Wherever the string "ruin" appears, copy the whole line.

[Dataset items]
-- -- --

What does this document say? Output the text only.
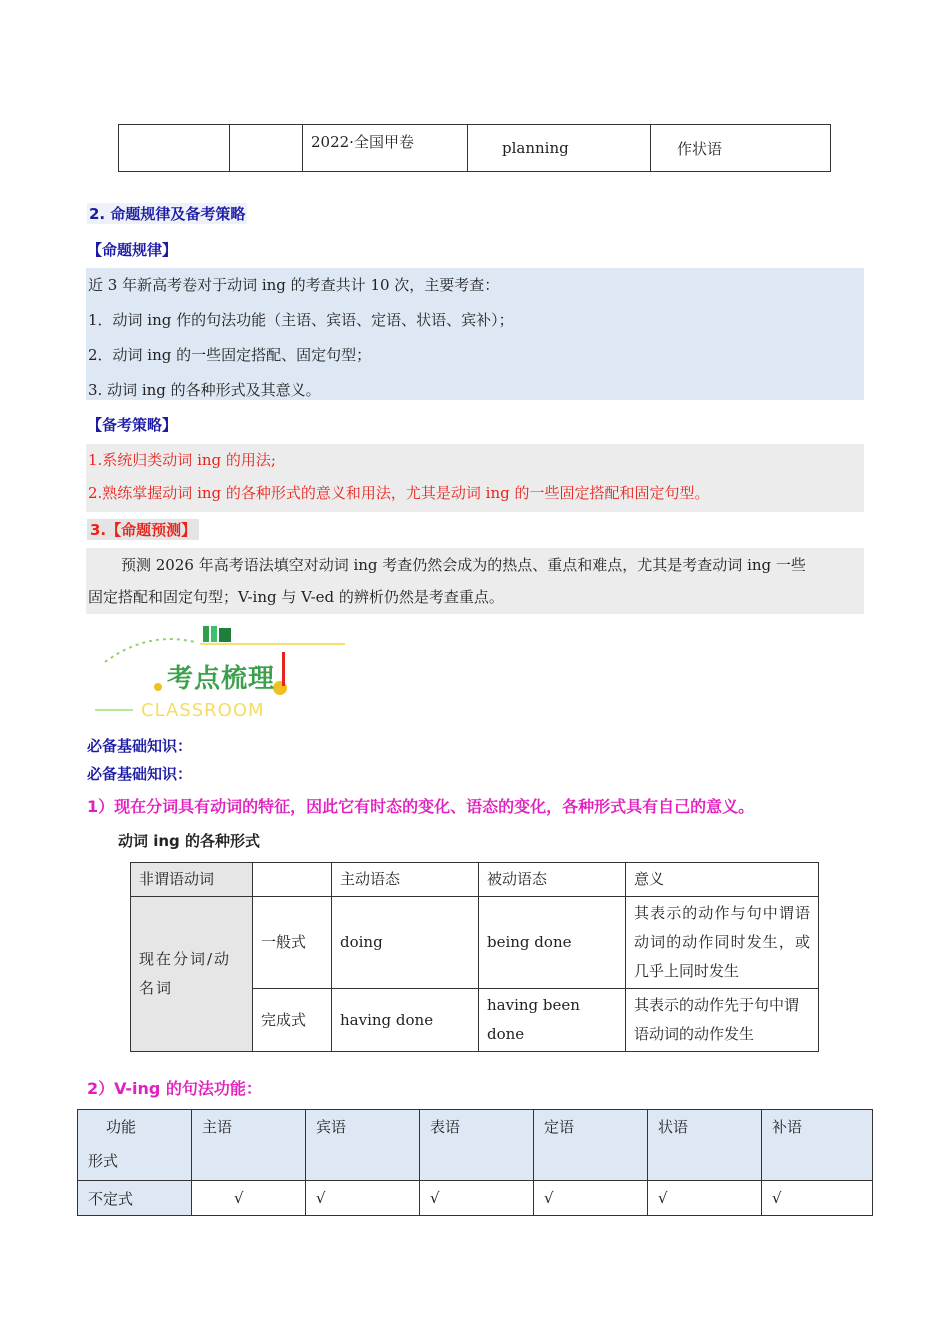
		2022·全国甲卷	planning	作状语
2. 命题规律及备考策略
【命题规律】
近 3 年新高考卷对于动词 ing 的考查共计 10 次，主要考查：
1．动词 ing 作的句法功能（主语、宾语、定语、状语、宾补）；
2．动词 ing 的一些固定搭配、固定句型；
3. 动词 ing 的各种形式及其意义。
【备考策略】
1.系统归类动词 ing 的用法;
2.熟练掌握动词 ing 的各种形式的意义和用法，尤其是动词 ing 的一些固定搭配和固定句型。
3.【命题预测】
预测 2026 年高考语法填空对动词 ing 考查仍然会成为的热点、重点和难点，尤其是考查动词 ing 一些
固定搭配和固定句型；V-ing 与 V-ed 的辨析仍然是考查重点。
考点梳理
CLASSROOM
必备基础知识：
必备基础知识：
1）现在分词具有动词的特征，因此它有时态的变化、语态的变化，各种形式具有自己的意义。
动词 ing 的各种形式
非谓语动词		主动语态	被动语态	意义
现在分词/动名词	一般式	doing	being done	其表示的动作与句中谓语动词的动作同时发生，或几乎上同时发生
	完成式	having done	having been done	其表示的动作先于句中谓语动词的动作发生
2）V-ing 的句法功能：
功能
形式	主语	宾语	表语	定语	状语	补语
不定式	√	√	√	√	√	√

-- -- --

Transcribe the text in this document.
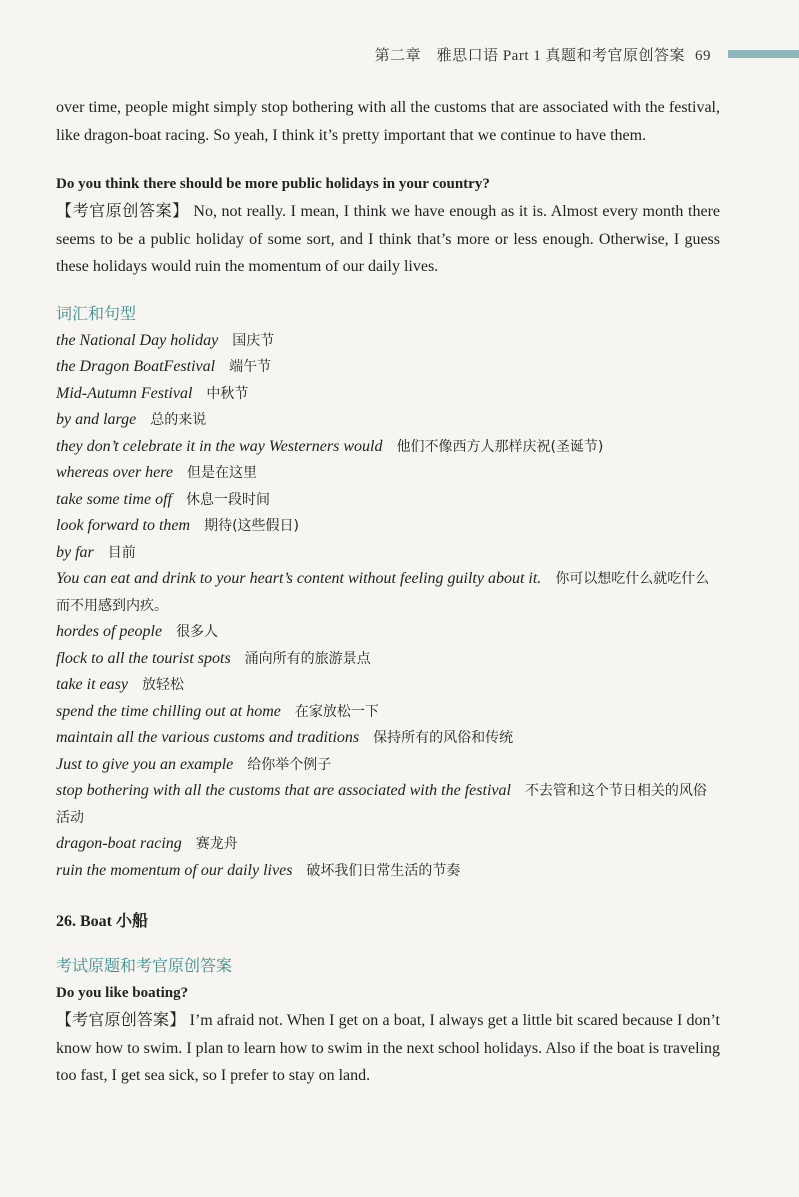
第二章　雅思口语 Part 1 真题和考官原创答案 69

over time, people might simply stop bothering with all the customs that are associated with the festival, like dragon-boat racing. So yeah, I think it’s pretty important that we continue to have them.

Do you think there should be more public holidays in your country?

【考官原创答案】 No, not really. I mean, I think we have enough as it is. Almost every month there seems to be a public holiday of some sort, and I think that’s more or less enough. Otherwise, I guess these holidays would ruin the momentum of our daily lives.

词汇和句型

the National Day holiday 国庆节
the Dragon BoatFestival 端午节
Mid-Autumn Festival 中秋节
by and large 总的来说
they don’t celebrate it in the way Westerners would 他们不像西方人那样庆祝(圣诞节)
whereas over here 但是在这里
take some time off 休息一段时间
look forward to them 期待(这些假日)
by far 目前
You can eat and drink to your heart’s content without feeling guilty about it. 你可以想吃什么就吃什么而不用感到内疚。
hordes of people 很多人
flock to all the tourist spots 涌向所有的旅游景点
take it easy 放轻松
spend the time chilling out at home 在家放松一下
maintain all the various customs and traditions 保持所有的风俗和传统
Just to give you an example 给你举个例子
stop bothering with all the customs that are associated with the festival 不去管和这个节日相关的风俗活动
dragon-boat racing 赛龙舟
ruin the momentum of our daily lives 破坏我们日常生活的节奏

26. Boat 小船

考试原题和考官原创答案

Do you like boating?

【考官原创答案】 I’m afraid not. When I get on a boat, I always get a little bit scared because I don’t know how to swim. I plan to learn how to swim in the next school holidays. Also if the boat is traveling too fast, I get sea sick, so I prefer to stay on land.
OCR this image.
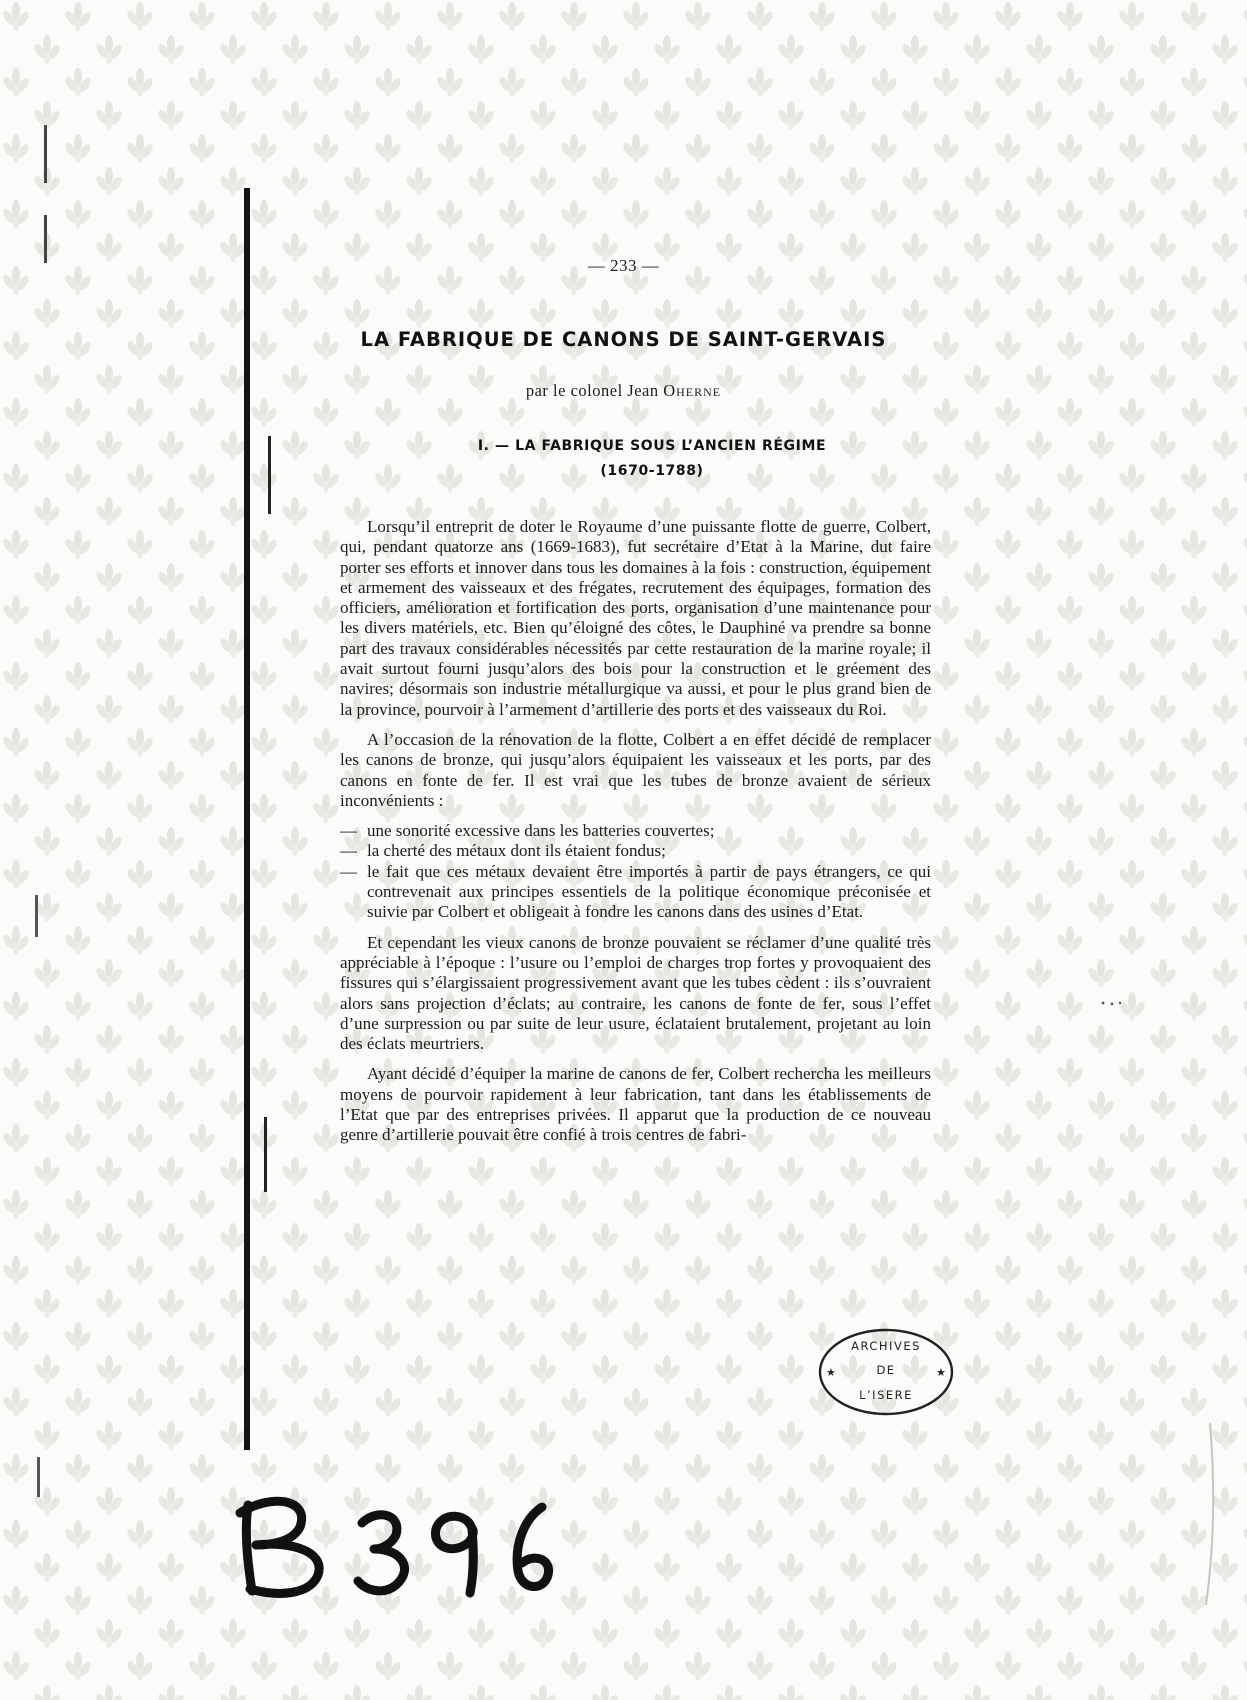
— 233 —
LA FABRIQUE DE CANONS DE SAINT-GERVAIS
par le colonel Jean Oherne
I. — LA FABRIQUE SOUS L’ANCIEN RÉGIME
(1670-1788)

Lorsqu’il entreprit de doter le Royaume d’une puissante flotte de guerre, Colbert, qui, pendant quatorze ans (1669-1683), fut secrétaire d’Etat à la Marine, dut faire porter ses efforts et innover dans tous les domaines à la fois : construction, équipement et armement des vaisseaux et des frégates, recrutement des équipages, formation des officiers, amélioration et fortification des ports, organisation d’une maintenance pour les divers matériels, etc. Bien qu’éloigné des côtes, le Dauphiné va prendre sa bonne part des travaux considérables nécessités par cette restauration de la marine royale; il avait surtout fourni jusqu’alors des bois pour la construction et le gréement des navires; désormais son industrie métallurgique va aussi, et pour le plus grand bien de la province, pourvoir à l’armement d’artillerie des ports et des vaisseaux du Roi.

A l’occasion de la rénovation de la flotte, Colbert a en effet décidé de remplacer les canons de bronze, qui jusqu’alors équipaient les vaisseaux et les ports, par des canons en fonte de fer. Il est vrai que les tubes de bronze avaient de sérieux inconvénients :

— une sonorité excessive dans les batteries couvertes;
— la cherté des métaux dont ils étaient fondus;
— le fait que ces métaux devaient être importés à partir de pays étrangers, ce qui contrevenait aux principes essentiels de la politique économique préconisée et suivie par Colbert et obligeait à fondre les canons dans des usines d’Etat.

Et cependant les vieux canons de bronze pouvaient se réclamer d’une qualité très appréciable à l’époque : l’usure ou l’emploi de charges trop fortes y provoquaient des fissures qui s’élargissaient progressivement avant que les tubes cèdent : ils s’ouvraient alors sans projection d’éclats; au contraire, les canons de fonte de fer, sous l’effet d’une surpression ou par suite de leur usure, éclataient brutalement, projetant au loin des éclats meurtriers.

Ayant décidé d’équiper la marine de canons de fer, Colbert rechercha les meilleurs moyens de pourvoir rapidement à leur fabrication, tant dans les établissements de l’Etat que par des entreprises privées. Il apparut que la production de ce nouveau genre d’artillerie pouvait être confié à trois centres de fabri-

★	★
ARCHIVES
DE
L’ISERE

-- -- --

### EXERCISE OUTPUT
【考官原创答案】 No, not really. I mean, I think we have enough as it is. Almost every month there seems to be a public holiday of some sort, and I think that’s more or less enough. Otherwise, I guess these holidays would ruin the momentum of our daily lives.
ruin the momentum of our daily lives 破坏我们日常生活的节奏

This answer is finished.